## Records for this exercise
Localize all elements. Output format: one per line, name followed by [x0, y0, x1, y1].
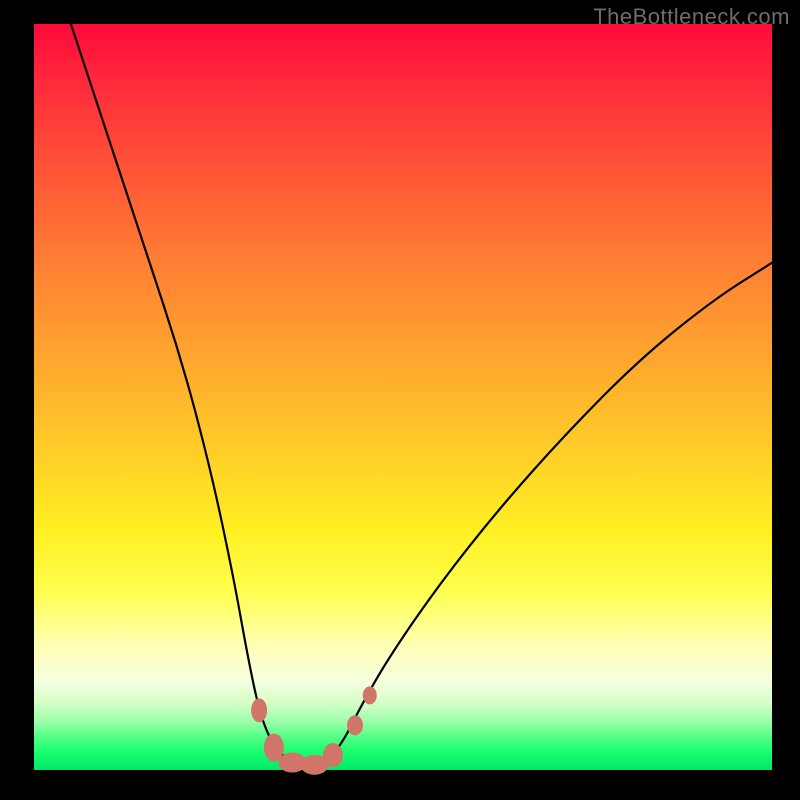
* * *
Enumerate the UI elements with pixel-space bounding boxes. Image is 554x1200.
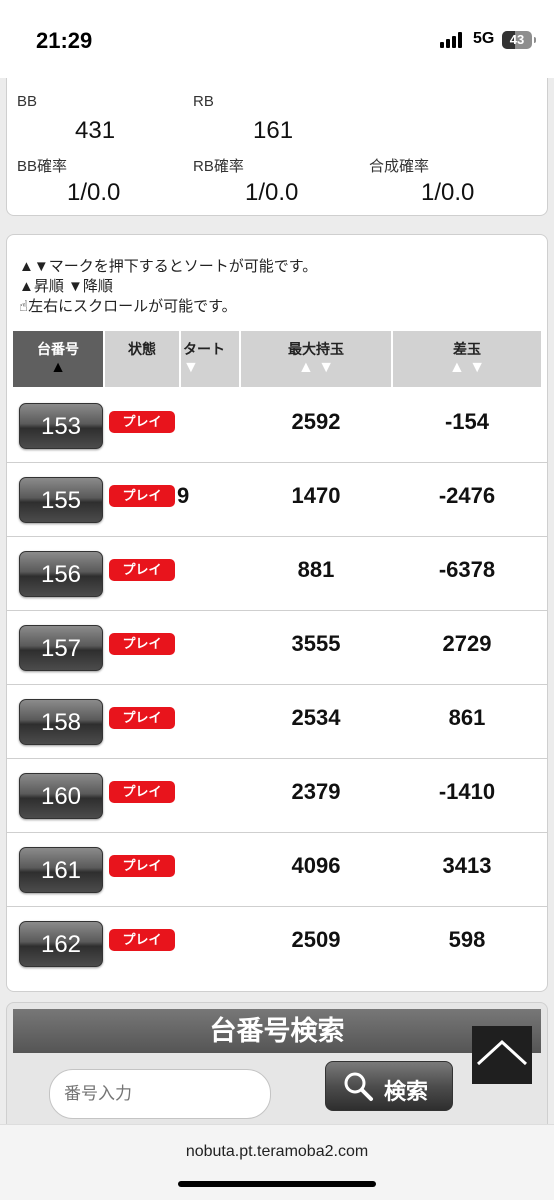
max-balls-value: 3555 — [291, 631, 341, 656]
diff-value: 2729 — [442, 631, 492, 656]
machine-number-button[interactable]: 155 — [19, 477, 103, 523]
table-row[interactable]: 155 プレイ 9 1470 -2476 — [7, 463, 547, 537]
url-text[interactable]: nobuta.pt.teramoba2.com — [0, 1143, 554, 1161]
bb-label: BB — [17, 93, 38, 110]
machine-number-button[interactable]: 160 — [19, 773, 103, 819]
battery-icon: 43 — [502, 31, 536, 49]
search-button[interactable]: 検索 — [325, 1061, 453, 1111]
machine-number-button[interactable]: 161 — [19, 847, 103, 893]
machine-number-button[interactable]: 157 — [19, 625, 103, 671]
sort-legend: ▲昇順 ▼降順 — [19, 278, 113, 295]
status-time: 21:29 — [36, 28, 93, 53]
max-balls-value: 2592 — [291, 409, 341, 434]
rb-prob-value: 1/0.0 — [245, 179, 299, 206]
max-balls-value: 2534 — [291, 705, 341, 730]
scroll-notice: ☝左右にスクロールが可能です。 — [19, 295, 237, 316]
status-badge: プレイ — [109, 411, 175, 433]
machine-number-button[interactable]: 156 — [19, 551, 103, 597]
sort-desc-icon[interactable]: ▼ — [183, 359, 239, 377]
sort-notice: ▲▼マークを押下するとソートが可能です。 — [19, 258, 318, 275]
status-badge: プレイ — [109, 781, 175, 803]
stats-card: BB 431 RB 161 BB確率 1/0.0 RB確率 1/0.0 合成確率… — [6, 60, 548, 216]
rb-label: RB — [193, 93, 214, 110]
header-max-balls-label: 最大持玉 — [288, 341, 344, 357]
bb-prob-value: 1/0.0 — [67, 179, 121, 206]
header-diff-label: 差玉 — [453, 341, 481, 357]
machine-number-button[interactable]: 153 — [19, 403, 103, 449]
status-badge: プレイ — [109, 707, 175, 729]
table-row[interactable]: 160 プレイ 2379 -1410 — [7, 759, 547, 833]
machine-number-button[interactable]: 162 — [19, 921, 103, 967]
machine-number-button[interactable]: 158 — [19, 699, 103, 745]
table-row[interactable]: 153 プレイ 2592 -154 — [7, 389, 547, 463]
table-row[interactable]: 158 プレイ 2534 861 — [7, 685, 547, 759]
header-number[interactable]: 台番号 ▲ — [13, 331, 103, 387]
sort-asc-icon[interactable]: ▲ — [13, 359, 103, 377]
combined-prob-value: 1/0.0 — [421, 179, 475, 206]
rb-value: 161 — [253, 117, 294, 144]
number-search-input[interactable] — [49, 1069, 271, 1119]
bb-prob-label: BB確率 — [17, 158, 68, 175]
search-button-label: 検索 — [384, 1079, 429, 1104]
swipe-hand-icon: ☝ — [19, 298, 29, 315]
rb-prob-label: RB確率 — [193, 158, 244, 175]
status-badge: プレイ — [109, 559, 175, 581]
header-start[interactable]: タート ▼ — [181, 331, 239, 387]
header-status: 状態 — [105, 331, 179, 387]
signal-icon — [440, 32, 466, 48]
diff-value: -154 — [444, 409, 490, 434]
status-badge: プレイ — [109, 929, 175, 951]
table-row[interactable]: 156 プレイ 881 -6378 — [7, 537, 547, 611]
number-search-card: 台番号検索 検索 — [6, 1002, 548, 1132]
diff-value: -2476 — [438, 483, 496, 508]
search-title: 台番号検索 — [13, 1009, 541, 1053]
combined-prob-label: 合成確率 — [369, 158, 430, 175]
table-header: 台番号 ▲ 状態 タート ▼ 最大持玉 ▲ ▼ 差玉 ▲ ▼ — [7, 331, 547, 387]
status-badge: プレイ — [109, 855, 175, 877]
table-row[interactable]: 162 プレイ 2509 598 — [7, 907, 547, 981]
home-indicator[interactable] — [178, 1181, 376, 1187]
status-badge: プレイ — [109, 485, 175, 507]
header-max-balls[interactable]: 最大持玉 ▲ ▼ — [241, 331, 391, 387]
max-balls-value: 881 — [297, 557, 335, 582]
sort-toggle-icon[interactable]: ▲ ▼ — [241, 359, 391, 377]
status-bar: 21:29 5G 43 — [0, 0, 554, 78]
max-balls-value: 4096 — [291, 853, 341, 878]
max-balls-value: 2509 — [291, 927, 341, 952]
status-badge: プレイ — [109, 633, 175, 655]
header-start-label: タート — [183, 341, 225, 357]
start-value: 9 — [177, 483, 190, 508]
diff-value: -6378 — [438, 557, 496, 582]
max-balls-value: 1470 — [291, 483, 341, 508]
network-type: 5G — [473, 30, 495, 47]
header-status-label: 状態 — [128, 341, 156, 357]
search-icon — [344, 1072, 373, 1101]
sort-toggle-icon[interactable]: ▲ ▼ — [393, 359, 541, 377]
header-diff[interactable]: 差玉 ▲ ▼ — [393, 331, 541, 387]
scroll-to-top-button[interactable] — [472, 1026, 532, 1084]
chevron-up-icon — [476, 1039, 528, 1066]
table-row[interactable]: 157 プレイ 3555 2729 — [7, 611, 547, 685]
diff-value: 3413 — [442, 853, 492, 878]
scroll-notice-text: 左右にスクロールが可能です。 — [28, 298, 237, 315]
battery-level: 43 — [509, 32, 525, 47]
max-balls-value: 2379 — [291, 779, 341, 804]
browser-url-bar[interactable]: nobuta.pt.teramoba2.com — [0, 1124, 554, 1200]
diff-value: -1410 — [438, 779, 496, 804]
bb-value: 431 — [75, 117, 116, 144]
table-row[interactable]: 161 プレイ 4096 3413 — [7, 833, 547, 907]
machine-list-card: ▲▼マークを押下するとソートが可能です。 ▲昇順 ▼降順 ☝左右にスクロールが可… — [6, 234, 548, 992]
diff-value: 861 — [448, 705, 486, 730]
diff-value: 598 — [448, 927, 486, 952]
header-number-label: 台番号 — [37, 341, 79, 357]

## Brief
Can you pull out every line of the data above that contains the string "card"?

## Final answer
stats-card: BB 431 RB 161 BB確率 1/0.0 RB確率 1/0.0 合成確率… — [6, 60, 548, 216]
number-search-card: 台番号検索 検索 — [6, 1002, 548, 1132]
machine-list-card: ▲▼マークを押下するとソートが可能です。 ▲昇順 ▼降順 ☝左右にスクロールが可… — [6, 234, 548, 992]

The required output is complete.